## Do this
Reproduce every entry below precisely. Pictures are excluded from the copy.

Dataset records:
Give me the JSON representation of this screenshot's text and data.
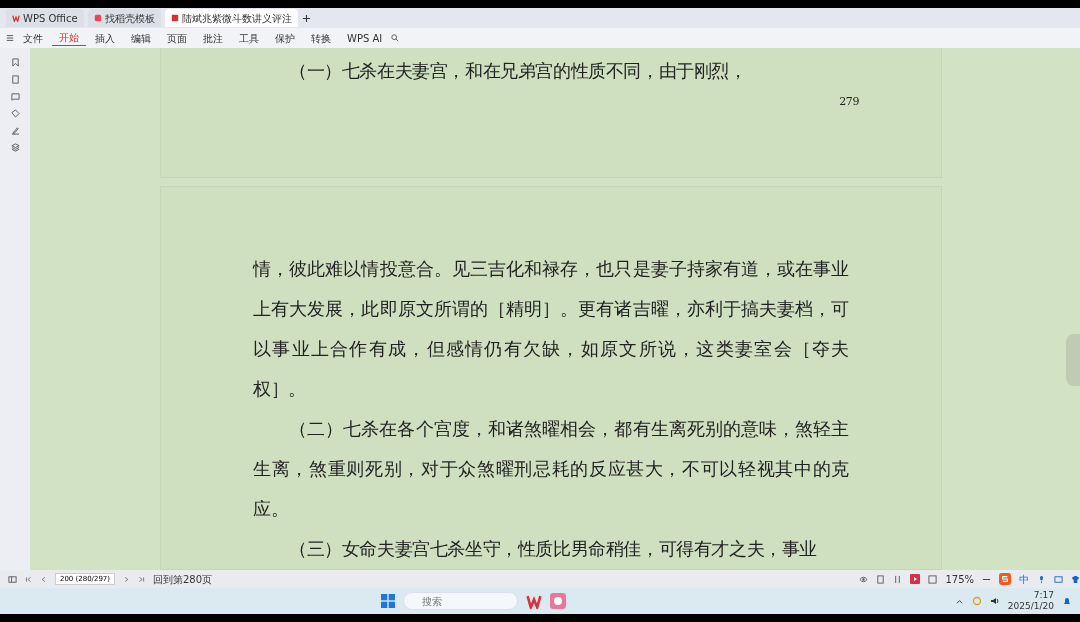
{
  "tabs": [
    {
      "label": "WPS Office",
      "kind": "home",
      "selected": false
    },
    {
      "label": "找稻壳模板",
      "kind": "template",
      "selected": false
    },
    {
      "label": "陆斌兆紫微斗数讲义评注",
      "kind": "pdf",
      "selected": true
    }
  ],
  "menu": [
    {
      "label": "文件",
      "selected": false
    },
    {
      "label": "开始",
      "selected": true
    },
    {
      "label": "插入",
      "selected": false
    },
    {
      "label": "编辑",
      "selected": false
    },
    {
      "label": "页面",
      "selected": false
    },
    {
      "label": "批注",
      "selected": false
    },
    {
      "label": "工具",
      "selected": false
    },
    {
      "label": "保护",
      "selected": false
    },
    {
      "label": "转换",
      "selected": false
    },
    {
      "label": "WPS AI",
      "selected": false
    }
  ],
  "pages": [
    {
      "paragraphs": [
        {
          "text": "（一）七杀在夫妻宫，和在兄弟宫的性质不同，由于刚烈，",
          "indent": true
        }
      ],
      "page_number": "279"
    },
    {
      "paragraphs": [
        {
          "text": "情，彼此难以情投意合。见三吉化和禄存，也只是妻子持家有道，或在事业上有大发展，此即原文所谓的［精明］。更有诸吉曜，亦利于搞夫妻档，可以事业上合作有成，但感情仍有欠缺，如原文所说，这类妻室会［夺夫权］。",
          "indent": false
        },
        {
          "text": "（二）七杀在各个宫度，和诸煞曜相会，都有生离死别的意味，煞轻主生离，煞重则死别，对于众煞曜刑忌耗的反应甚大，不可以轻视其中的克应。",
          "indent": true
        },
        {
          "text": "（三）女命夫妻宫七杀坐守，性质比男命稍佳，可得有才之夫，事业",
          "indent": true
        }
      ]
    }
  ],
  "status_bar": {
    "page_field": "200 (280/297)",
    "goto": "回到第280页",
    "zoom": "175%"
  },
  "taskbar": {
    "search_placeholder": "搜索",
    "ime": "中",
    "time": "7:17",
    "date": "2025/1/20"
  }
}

## Problem solution
Give me the JSON representation of this screenshot's text and data.
{
  "tabs": [
    {
      "label": "WPS Office",
      "kind": "home",
      "selected": false
    },
    {
      "label": "找稻壳模板",
      "kind": "template",
      "selected": false
    },
    {
      "label": "陆斌兆紫微斗数讲义评注",
      "kind": "pdf",
      "selected": true
    }
  ],
  "menu": [
    {
      "label": "文件",
      "selected": false
    },
    {
      "label": "开始",
      "selected": true
    },
    {
      "label": "插入",
      "selected": false
    },
    {
      "label": "编辑",
      "selected": false
    },
    {
      "label": "页面",
      "selected": false
    },
    {
      "label": "批注",
      "selected": false
    },
    {
      "label": "工具",
      "selected": false
    },
    {
      "label": "保护",
      "selected": false
    },
    {
      "label": "转换",
      "selected": false
    },
    {
      "label": "WPS AI",
      "selected": false
    }
  ],
  "pages": [
    {
      "paragraphs": [
        {
          "text": "（一）七杀在夫妻宫，和在兄弟宫的性质不同，由于刚烈，",
          "indent": true
        }
      ],
      "page_number": "279"
    },
    {
      "paragraphs": [
        {
          "text": "情，彼此难以情投意合。见三吉化和禄存，也只是妻子持家有道，或在事业上有大发展，此即原文所谓的［精明］。更有诸吉曜，亦利于搞夫妻档，可以事业上合作有成，但感情仍有欠缺，如原文所说，这类妻室会［夺夫权］。",
          "indent": false
        },
        {
          "text": "（二）七杀在各个宫度，和诸煞曜相会，都有生离死别的意味，煞轻主生离，煞重则死别，对于众煞曜刑忌耗的反应甚大，不可以轻视其中的克应。",
          "indent": true
        },
        {
          "text": "（三）女命夫妻宫七杀坐守，性质比男命稍佳，可得有才之夫，事业",
          "indent": true
        }
      ]
    }
  ],
  "status_bar": {
    "page_field": "200 (280/297)",
    "goto": "回到第280页",
    "zoom": "175%"
  },
  "taskbar": {
    "search_placeholder": "搜索",
    "ime": "中",
    "time": "7:17",
    "date": "2025/1/20"
  }
}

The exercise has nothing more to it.